TASK PROMPT
Search the material for the string "address" and copy each line where it occurs.

Collected data entries:
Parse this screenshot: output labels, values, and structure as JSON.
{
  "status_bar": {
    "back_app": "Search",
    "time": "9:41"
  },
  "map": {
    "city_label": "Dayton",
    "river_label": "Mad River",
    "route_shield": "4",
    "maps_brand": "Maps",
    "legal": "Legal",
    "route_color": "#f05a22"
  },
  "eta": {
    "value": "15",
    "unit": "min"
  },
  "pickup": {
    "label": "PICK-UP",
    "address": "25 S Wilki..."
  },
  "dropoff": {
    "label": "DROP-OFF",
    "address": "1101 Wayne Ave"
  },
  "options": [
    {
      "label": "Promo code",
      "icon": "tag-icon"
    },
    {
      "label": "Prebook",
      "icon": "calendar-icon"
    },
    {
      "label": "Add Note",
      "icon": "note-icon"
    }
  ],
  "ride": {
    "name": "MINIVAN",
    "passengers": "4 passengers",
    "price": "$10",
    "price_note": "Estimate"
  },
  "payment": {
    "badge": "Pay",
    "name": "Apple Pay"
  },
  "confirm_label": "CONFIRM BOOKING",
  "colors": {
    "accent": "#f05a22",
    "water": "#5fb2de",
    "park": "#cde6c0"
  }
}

RESPONSE
    "address": "25 S Wilki..."
    "address": "1101 Wayne Ave"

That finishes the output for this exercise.